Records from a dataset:
start

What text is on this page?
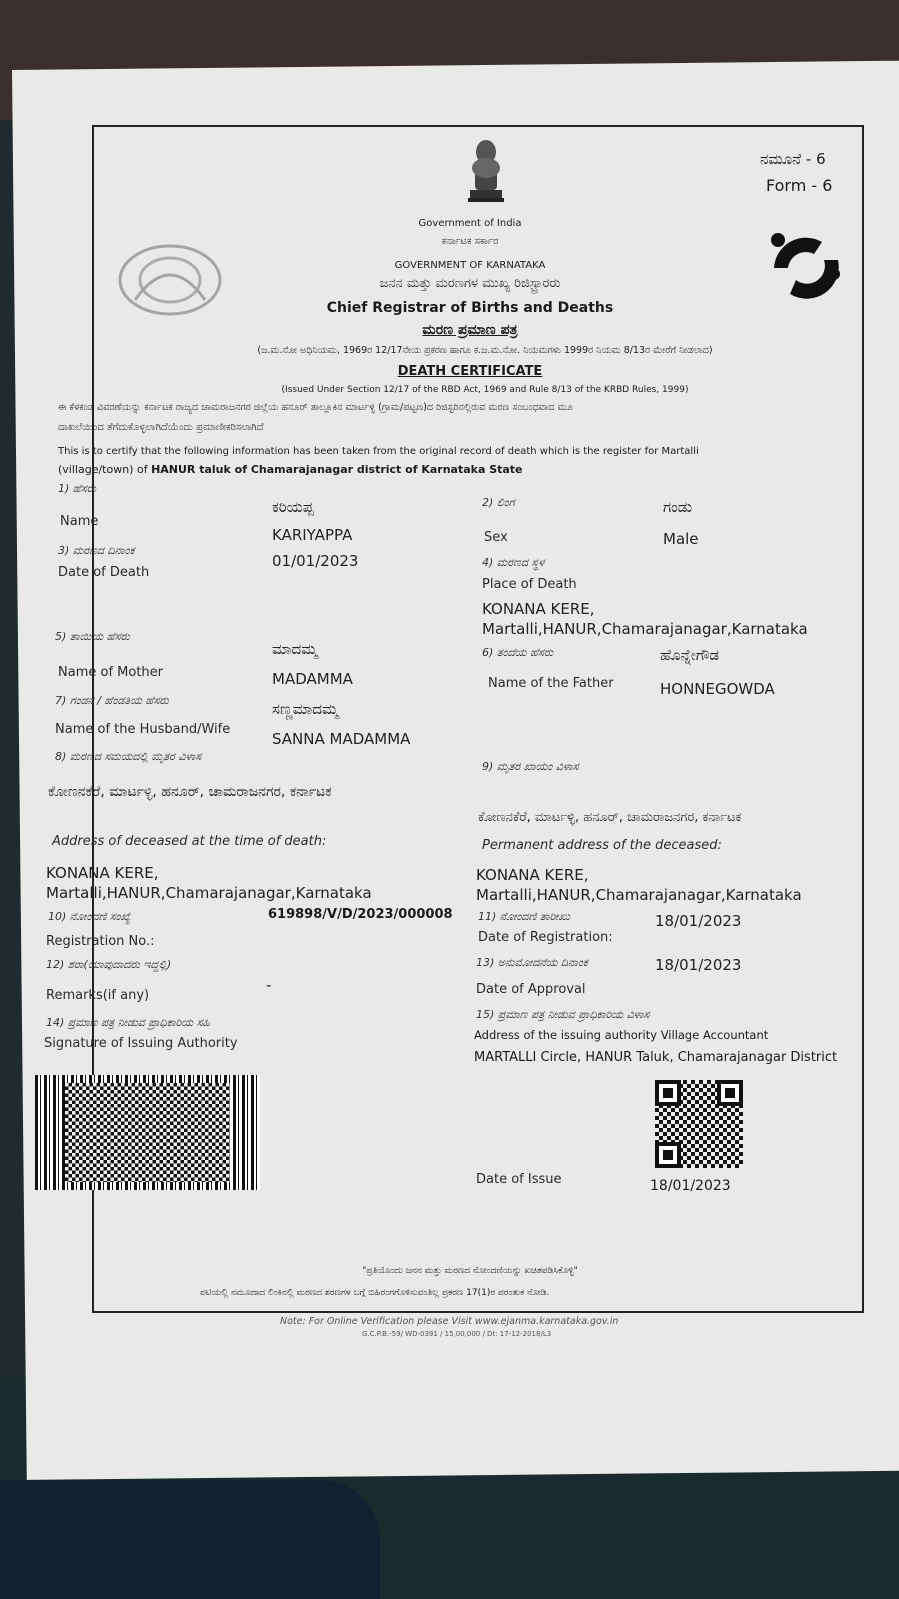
ನಮೂನೆ - 6
Form - 6
Government of India
ಕರ್ನಾಟಕ ಸರ್ಕಾರ
GOVERNMENT OF KARNATAKA
ಜನನ ಮತ್ತು ಮರಣಗಳ ಮುಖ್ಯ ರಿಜಿಸ್ಟ್ರಾರರು
Chief Registrar of Births and Deaths
ಮರಣ ಪ್ರಮಾಣ ಪತ್ರ
(ಜ.ಮ.ನೋ ಅಧಿನಿಯಮ, 1969ರ 12/17ನೇಯ ಪ್ರಕರಣ ಹಾಗೂ ಕ.ಜ.ಮ.ನೋ. ನಿಯಮಗಳು 1999ರ ನಿಯಮ 8/13ರ ಮೇರೆಗೆ ನೀಡಲಾದ)
DEATH CERTIFICATE
(Issued Under Section 12/17 of the RBD Act, 1969 and Rule 8/13 of the KRBD Rules, 1999)
ಈ ಕೆಳಕಂಡ ವಿವರಣೆಯನ್ನು ಕರ್ನಾಟಕ ರಾಜ್ಯದ ಚಾಮರಾಜನಗರ ಜಿಲ್ಲೆಯ ಹನೂರ್ ತಾಲ್ಲೂಕಿನ ಮಾರ್ಟಳ್ಳಿ (ಗ್ರಾಮ/ಪಟ್ಟಣ)ದ ರಿಜಿಸ್ಟರಿನಲ್ಲಿರುವ ಮರಣ ಸಂಬಂಧವಾದ ಮೂ
ದಾಖಲೆಯಿಂದ ತೆಗೆದುಕೊಳ್ಳಲಾಗಿದೆಯೆಂದು ಪ್ರಮಾಣೀಕರಿಸಲಾಗಿದೆ
This is to certify that the following information has been taken from the original record of death which is the register for Martalli
(village/town) of HANUR taluk of Chamarajanagar district of Karnataka State
1) ಹೆಸರು
Name
ಕರಿಯಪ್ಪ
KARIYAPPA
2) ಲಿಂಗ
Sex
ಗಂಡು
Male
3) ಮರಣದ ದಿನಾಂಕ
Date of Death
01/01/2023	4) ಮರಣದ ಸ್ಥಳ
Place of Death
KONANA KERE,
Martalli,HANUR,Chamarajanagar,Karnataka
5) ತಾಯಿಯ ಹೆಸರು
Name of Mother
ಮಾದಮ್ಮ
MADAMMA
6) ತಂದೆಯ ಹೆಸರು
Name of the Father
ಹೊನ್ನೇಗೌಡ
HONNEGOWDA
7) ಗಂಡನ / ಹೆಂಡತಿಯ ಹೆಸರು
Name of the Husband/Wife
ಸಣ್ಣಮಾದಮ್ಮ
SANNA MADAMMA
8) ಮರಣದ ಸಮಯದಲ್ಲಿ ಮೃತರ ವಿಳಾಸ
ಕೋಣನಕೆರೆ, ಮಾರ್ಟಳ್ಳಿ, ಹನೂರ್, ಚಾಮರಾಜನಗರ, ಕರ್ನಾಟಕ
Address of deceased at the time of death:
KONANA KERE,
Martalli,HANUR,Chamarajanagar,Karnataka
9) ಮೃತರ ಖಾಯಂ ವಿಳಾಸ
ಕೋಣನಕೆರೆ, ಮಾರ್ಟಳ್ಳಿ, ಹನೂರ್, ಚಾಮರಾಜನಗರ, ಕರ್ನಾಟಕ
Permanent address of the deceased:
KONANA KERE,
Martalli,HANUR,Chamarajanagar,Karnataka
10) ನೋಂದಣಿ ಸಂಖ್ಯೆ
Registration No.:
619898/V/D/2023/000008 11) ನೋಂದಣಿ ತಾರೀಖು
Date of Registration:
18/01/2023
12) ಶರಾ(ಯಾವುದಾದರು ಇದ್ದಲ್ಲಿ)
Remarks(if any)
-
13) ಅನುಮೋದನೆಯ ದಿನಾಂಕ
Date of Approval
18/01/2023
14) ಪ್ರಮಾಣ ಪತ್ರ ನೀಡುವ ಪ್ರಾಧಿಕಾರಿಯ ಸಹಿ
Signature of Issuing Authority
15) ಪ್ರಮಾಣ ಪತ್ರ ನೀಡುವ ಪ್ರಾಧಿಕಾರಿಯ ವಿಳಾಸ
Address of the issuing authority Village Accountant
MARTALLI Circle, HANUR Taluk, Chamarajanagar District
Date of Issue	18/01/2023
"ಪ್ರತಿಯೊಂದು ಜನನ ಮತ್ತು ಮರಣದ ನೋಂದಣಿಯನ್ನು ಖಚಿತಪಡಿಸಿಕೊಳ್ಳಿ"
ಪಟಿಯಲ್ಲಿ ನಮೂದಾದ ಲಿಂಕಿನಲ್ಲಿ ಮರಣದ ಶರಣಗಳ ಬಗ್ಗೆ ಬಿಹಿರಂಗಗೊಳಿಸುವಂತಿಲ್ಲ ಪ್ರಕರಣ 17(1)ರ ಪರಂತುಕ ನೋಡಿ.
Note: For Online Verification please Visit www.ejanma.karnataka.gov.in
G.C.P.B.-59/ WD-0391 / 15,00,000 / Dt: 17-12-2018/L3
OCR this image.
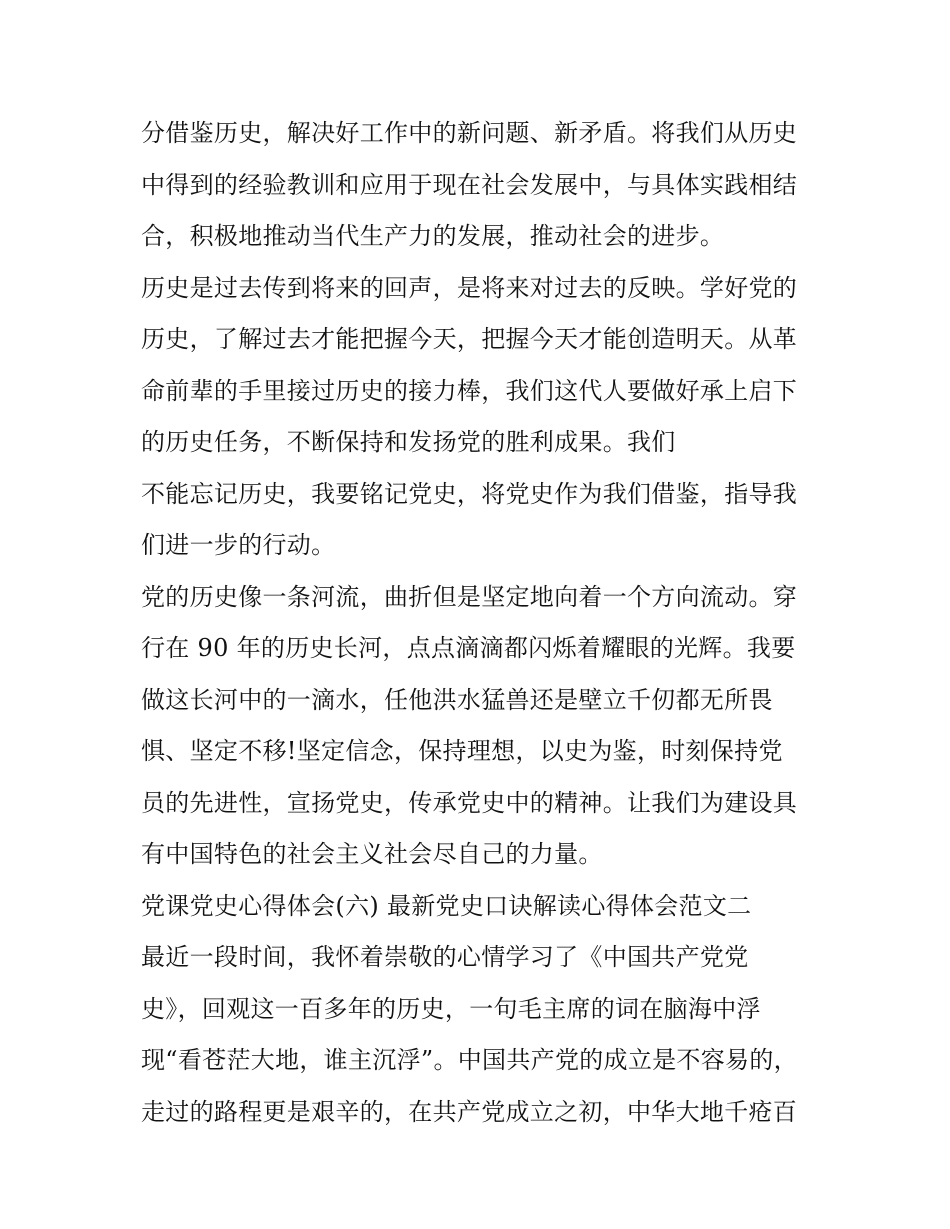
分借鉴历史，解决好工作中的新问题、新矛盾。将我们从历史
中得到的经验教训和应用于现在社会发展中，与具体实践相结
合，积极地推动当代生产力的发展，推动社会的进步。
历史是过去传到将来的回声，是将来对过去的反映。学好党的
历史，了解过去才能把握今天，把握今天才能创造明天。从革
命前辈的手里接过历史的接力棒，我们这代人要做好承上启下
的历史任务，不断保持和发扬党的胜利成果。我们
不能忘记历史，我要铭记党史，将党史作为我们借鉴，指导我
们进一步的行动。
党的历史像一条河流，曲折但是坚定地向着一个方向流动。穿
行在 90 年的历史长河，点点滴滴都闪烁着耀眼的光辉。我要
做这长河中的一滴水，任他洪水猛兽还是壁立千仞都无所畏
惧、坚定不移!坚定信念，保持理想，以史为鉴，时刻保持党
员的先进性，宣扬党史，传承党史中的精神。让我们为建设具
有中国特色的社会主义社会尽自己的力量。
党课党史心得体会(六) 最新党史口诀解读心得体会范文二
最近一段时间，我怀着崇敬的心情学习了《中国共产党党
史》，回观这一百多年的历史，一句毛主席的词在脑海中浮
现“看苍茫大地，谁主沉浮”。中国共产党的成立是不容易的，
走过的路程更是艰辛的，在共产党成立之初，中华大地千疮百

end

_GOAL OF THE EXERCISE_: Return all of the entries word for word, but omit the pictures.

_ANSWER TO THIS TASK_:
What text is on this page?
ನಮೂನೆ - 6
Form - 6
Government of India
ಕರ್ನಾಟಕ ಸರ್ಕಾರ
GOVERNMENT OF KARNATAKA
ಜನನ ಮತ್ತು ಮರಣಗಳ ಮುಖ್ಯ ರಿಜಿಸ್ಟ್ರಾರರು
Chief Registrar of Births and Deaths
ಮರಣ ಪ್ರಮಾಣ ಪತ್ರ
(ಜ.ಮ.ನೋ ಅಧಿನಿಯಮ, 1969ರ 12/17ನೇಯ ಪ್ರಕರಣ ಹಾಗೂ ಕ.ಜ.ಮ.ನೋ. ನಿಯಮಗಳು 1999ರ ನಿಯಮ 8/13ರ ಮೇರೆಗೆ ನೀಡಲಾದ)
DEATH CERTIFICATE
(Issued Under Section 12/17 of the RBD Act, 1969 and Rule 8/13 of the KRBD Rules, 1999)
ಈ ಕೆಳಕಂಡ ವಿವರಣೆಯನ್ನು ಕರ್ನಾಟಕ ರಾಜ್ಯದ ಚಾಮರಾಜನಗರ ಜಿಲ್ಲೆಯ ಹನೂರ್ ತಾಲ್ಲೂಕಿನ ಮಾರ್ಟಳ್ಳಿ (ಗ್ರಾಮ/ಪಟ್ಟಣ)ದ ರಿಜಿಸ್ಟರಿನಲ್ಲಿರುವ ಮರಣ ಸಂಬಂಧವಾದ ಮೂ
ದಾಖಲೆಯಿಂದ ತೆಗೆದುಕೊಳ್ಳಲಾಗಿದೆಯೆಂದು ಪ್ರಮಾಣೀಕರಿಸಲಾಗಿದೆ
This is to certify that the following information has been taken from the original record of death which is the register for Martalli
(village/town) of HANUR taluk of Chamarajanagar district of Karnataka State
1) ಹೆಸರು
Name
ಕರಿಯಪ್ಪ
KARIYAPPA
2) ಲಿಂಗ
Sex
ಗಂಡು
Male
3) ಮರಣದ ದಿನಾಂಕ
Date of Death
01/01/2023	4) ಮರಣದ ಸ್ಥಳ
Place of Death
KONANA KERE,
Martalli,HANUR,Chamarajanagar,Karnataka
5) ತಾಯಿಯ ಹೆಸರು
Name of Mother
ಮಾದಮ್ಮ
MADAMMA
6) ತಂದೆಯ ಹೆಸರು
Name of the Father
ಹೊನ್ನೇಗೌಡ
HONNEGOWDA
7) ಗಂಡನ / ಹೆಂಡತಿಯ ಹೆಸರು
Name of the Husband/Wife
ಸಣ್ಣಮಾದಮ್ಮ
SANNA MADAMMA
8) ಮರಣದ ಸಮಯದಲ್ಲಿ ಮೃತರ ವಿಳಾಸ
ಕೋಣನಕೆರೆ, ಮಾರ್ಟಳ್ಳಿ, ಹನೂರ್, ಚಾಮರಾಜನಗರ, ಕರ್ನಾಟಕ
Address of deceased at the time of death:
KONANA KERE,
Martalli,HANUR,Chamarajanagar,Karnataka
9) ಮೃತರ ಖಾಯಂ ವಿಳಾಸ
ಕೋಣನಕೆರೆ, ಮಾರ್ಟಳ್ಳಿ, ಹನೂರ್, ಚಾಮರಾಜನಗರ, ಕರ್ನಾಟಕ
Permanent address of the deceased:
KONANA KERE,
Martalli,HANUR,Chamarajanagar,Karnataka
10) ನೋಂದಣಿ ಸಂಖ್ಯೆ
Registration No.:
619898/V/D/2023/000008 11) ನೋಂದಣಿ ತಾರೀಖು
Date of Registration:
18/01/2023
12) ಶರಾ(ಯಾವುದಾದರು ಇದ್ದಲ್ಲಿ)
Remarks(if any)
-
13) ಅನುಮೋದನೆಯ ದಿನಾಂಕ
Date of Approval
18/01/2023
14) ಪ್ರಮಾಣ ಪತ್ರ ನೀಡುವ ಪ್ರಾಧಿಕಾರಿಯ ಸಹಿ
Signature of Issuing Authority
15) ಪ್ರಮಾಣ ಪತ್ರ ನೀಡುವ ಪ್ರಾಧಿಕಾರಿಯ ವಿಳಾಸ
Address of the issuing authority Village Accountant
MARTALLI Circle, HANUR Taluk, Chamarajanagar District
Date of Issue	18/01/2023
"ಪ್ರತಿಯೊಂದು ಜನನ ಮತ್ತು ಮರಣದ ನೋಂದಣಿಯನ್ನು ಖಚಿತಪಡಿಸಿಕೊಳ್ಳಿ"
ಪಟಿಯಲ್ಲಿ ನಮೂದಾದ ಲಿಂಕಿನಲ್ಲಿ ಮರಣದ ಶರಣಗಳ ಬಗ್ಗೆ ಬಿಹಿರಂಗಗೊಳಿಸುವಂತಿಲ್ಲ ಪ್ರಕರಣ 17(1)ರ ಪರಂತುಕ ನೋಡಿ.
Note: For Online Verification please Visit www.ejanma.karnataka.gov.in
G.C.P.B.-59/ WD-0391 / 15,00,000 / Dt: 17-12-2018/L3
OCR this image.
分借鉴历史，解决好工作中的新问题、新矛盾。将我们从历史
中得到的经验教训和应用于现在社会发展中，与具体实践相结
合，积极地推动当代生产力的发展，推动社会的进步。
历史是过去传到将来的回声，是将来对过去的反映。学好党的
历史，了解过去才能把握今天，把握今天才能创造明天。从革
命前辈的手里接过历史的接力棒，我们这代人要做好承上启下
的历史任务，不断保持和发扬党的胜利成果。我们
不能忘记历史，我要铭记党史，将党史作为我们借鉴，指导我
们进一步的行动。
党的历史像一条河流，曲折但是坚定地向着一个方向流动。穿
行在 90 年的历史长河，点点滴滴都闪烁着耀眼的光辉。我要
做这长河中的一滴水，任他洪水猛兽还是壁立千仞都无所畏
惧、坚定不移!坚定信念，保持理想，以史为鉴，时刻保持党
员的先进性，宣扬党史，传承党史中的精神。让我们为建设具
有中国特色的社会主义社会尽自己的力量。
党课党史心得体会(六) 最新党史口诀解读心得体会范文二
最近一段时间，我怀着崇敬的心情学习了《中国共产党党
史》，回观这一百多年的历史，一句毛主席的词在脑海中浮
现“看苍茫大地，谁主沉浮”。中国共产党的成立是不容易的，
走过的路程更是艰辛的，在共产党成立之初，中华大地千疮百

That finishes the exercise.